Task to complete:
Identify and pull out each line of the entries in which "Drawing" occurs.

Data shown:
══════
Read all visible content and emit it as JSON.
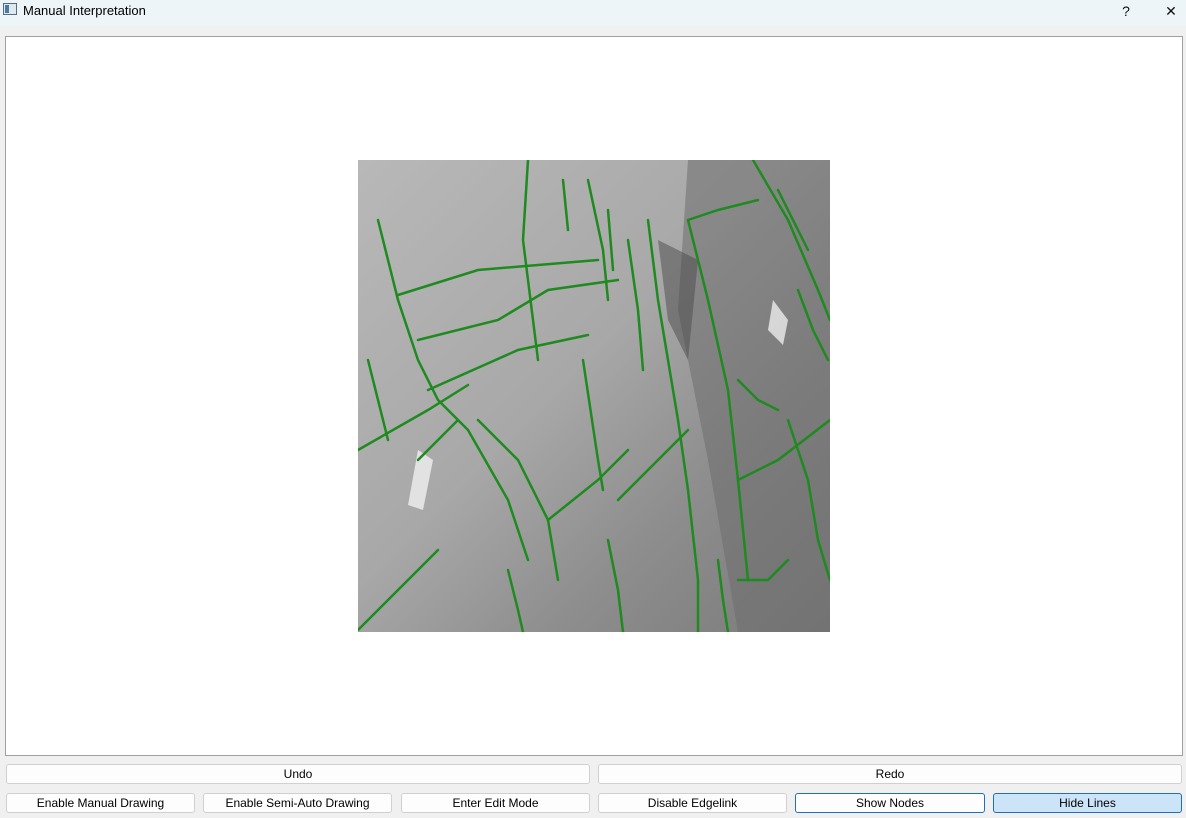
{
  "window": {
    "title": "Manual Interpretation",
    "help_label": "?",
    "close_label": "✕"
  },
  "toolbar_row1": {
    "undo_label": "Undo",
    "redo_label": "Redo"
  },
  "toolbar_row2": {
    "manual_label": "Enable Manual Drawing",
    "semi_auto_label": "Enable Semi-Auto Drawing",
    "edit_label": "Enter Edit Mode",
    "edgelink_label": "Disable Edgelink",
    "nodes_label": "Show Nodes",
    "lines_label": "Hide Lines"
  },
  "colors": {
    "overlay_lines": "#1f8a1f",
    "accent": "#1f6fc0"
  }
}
══════
Written solution:
    "manual_label": "Enable Manual Drawing",
    "semi_auto_label": "Enable Semi-Auto Drawing",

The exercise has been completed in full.